**Reading passage**

Fig. 5 — Predicted secondary structure of the synthetic non-SELEX oligoaptamers. T residues in 23- and 30-mer that are exposed are marked red.

Comparison of the Binding Affinity (K_D) of Different Length Oligoaptamers to LPS

Using surface plasmon resonance analysis, the binding affinity of the nine oligonucleotides to lipid A was measured and compared. Figure 6a shows a series of sensorgrams obtained by injecting 0.4 µM of each oligoaptamer into an HPA flow cell immobilized with lipid A. The corresponding binding affinities are presented in figure 6b. The kinetic constant (K_D) was calculated from the sensorgrams by fitting with a 1:1 Langmuir binding model. This real-time biointeraction analysis revealed increasing affinity with increasing length of the oligoaptamers ranging from 10^–6 to 10^–9 M, except for the 23-mer, which exerted higher than expected affinity (10^–8 M) compared to its 30- and 39-mer counterparts. Consistent with earlier finding that the 23-mer has a higher endotoxin neutralization effect (PyroGene rFC assay) against lipid A and ReLPS, the real-time biointeraction analysis here shows that the 23-mer has a lower K_D value (higher affinity) for lipid A than those of the 30- and 39-mers. Nevertheless, it must be noted that on one hand, the SELEX procedure has apparently resulted in the selection of the M7-2 and M7-5 with gain-of-affinity for LPS when compared to the mixed pool of ssDNAs in the original aptamer library (‘apt lib’, fig. 6), thus indicating that indeed the T-rich loop of the selected aptamers contributes to the LPS binding. Yet, a dichotomy is observed with the 93-mer Poly-C sequence which shares equally high anti-LPS efficacy even though without T residue, suggesting that on balance, the length rather than the sequence composition of the oligoaptamer is the predominant determinant of LPS binding and neutralization.

**What you will do**
Name every oligonucleotide length written in the form "N-mer" in the passage on oligoaptamer binding affinity. The material that comes next is separate from the text.

Stored data entries

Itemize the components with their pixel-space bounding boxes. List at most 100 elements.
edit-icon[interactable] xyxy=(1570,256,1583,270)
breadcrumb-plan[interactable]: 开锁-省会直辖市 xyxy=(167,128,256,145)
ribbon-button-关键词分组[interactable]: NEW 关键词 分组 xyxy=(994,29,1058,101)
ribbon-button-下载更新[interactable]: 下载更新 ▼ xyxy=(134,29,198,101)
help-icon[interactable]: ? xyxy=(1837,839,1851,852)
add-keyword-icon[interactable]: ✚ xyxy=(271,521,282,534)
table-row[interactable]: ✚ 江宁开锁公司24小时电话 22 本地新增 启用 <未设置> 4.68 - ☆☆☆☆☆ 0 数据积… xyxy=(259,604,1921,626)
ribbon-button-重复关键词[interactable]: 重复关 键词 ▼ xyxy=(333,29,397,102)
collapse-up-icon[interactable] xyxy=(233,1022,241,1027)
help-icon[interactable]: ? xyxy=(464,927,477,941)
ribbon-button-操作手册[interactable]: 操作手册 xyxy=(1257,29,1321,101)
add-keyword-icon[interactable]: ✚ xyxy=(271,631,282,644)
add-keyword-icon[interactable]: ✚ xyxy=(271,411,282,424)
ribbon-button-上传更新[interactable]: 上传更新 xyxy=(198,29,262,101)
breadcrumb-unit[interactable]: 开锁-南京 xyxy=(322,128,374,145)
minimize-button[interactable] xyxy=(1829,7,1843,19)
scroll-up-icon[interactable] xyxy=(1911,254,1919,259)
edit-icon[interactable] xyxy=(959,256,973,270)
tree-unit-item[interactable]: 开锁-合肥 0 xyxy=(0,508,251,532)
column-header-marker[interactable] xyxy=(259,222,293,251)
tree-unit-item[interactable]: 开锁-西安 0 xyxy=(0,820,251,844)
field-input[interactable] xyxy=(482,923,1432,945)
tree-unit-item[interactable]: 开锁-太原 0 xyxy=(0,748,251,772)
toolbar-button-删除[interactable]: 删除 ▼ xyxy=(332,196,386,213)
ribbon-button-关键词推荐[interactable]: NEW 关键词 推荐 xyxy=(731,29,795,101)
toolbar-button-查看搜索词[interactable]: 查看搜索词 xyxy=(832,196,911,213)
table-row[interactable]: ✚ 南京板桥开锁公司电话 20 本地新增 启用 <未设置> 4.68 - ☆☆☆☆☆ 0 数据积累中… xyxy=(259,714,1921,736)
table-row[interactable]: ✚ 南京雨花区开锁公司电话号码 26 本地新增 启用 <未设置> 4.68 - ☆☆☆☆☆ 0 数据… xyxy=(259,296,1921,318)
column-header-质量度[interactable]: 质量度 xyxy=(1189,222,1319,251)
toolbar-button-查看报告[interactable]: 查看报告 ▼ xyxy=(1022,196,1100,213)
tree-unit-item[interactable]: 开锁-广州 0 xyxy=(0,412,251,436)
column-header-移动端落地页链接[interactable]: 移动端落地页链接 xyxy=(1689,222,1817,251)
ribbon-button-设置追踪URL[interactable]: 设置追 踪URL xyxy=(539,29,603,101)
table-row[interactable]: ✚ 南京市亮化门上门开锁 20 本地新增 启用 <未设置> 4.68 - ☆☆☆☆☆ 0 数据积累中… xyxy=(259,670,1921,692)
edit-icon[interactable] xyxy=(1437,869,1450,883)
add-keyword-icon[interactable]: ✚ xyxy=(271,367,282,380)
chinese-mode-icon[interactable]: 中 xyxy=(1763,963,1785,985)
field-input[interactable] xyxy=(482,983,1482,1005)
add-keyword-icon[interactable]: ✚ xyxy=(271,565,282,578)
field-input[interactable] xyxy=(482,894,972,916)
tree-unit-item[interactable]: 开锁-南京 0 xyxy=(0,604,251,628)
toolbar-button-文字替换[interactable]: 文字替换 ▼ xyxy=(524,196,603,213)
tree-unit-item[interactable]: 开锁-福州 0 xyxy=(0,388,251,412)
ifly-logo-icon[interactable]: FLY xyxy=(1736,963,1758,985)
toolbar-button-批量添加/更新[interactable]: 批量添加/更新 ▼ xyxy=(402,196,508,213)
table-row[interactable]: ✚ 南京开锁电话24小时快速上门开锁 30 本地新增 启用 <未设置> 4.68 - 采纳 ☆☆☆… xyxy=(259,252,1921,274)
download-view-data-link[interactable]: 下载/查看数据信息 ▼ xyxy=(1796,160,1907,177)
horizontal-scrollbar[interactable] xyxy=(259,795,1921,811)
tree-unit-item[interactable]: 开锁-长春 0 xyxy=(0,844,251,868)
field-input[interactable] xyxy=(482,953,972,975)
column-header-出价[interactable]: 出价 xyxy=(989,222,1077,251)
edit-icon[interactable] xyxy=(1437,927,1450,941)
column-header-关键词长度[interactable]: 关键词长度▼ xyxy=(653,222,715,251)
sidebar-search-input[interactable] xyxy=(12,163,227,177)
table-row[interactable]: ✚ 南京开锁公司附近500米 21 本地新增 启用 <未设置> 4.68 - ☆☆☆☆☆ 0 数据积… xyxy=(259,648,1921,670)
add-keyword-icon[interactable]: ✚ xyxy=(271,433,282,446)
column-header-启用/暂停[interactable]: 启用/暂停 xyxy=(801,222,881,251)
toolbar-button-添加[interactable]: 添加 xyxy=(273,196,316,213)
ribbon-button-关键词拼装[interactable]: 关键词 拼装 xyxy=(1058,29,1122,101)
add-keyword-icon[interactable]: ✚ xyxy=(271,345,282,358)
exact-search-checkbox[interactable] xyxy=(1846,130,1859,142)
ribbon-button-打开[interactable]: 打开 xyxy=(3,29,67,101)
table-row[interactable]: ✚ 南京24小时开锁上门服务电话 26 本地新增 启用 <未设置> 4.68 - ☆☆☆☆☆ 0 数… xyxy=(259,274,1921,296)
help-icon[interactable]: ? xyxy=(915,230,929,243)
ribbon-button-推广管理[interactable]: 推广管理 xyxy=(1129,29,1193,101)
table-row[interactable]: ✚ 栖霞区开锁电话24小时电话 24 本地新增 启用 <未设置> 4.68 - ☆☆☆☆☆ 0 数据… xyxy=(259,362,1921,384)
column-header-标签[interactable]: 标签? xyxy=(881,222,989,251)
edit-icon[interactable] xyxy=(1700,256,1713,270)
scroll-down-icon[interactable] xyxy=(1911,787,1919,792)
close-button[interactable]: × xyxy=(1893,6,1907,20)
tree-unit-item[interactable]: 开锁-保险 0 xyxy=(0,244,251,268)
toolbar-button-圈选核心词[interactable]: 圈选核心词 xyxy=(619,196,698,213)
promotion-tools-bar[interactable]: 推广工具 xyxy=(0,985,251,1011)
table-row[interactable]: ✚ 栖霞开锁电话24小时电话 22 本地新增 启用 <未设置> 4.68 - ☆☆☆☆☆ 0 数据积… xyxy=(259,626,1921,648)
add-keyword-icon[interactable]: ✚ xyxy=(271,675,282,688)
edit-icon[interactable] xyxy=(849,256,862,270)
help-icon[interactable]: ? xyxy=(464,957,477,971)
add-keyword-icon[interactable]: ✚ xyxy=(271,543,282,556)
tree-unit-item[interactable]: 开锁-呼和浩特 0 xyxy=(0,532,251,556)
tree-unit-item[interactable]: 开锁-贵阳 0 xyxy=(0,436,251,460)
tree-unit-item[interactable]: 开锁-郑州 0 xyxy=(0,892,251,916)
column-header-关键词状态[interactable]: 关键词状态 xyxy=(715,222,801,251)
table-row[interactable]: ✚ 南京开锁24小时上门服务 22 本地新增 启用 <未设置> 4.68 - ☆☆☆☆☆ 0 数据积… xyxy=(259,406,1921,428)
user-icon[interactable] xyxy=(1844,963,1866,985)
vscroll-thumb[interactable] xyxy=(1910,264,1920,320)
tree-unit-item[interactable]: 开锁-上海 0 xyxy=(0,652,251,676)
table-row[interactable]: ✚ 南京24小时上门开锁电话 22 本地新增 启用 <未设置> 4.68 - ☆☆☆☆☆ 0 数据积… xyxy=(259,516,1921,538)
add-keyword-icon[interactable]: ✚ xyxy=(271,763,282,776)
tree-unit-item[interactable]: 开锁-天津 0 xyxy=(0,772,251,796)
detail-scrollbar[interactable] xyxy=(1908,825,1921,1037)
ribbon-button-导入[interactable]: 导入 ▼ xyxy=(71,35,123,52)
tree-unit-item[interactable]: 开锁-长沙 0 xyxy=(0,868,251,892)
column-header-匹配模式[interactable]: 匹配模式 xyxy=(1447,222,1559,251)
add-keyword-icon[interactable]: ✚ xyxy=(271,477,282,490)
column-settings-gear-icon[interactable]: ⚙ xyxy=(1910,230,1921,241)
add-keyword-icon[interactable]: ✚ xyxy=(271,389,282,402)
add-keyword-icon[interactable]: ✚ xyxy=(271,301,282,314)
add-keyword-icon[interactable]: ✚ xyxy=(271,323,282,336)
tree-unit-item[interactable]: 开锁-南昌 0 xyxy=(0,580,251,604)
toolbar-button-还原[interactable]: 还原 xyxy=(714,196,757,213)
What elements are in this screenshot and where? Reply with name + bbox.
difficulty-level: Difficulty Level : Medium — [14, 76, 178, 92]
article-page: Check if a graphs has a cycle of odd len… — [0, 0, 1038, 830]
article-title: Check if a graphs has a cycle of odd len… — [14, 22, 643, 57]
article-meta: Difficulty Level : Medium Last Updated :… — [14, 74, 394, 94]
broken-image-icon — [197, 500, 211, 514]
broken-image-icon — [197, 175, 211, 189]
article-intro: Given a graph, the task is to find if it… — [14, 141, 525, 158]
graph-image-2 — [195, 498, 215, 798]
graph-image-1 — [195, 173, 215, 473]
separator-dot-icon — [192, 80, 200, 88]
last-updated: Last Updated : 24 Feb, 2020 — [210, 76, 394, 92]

**Written answer**
23-mer, 30-mer, 39-mer, 93-mer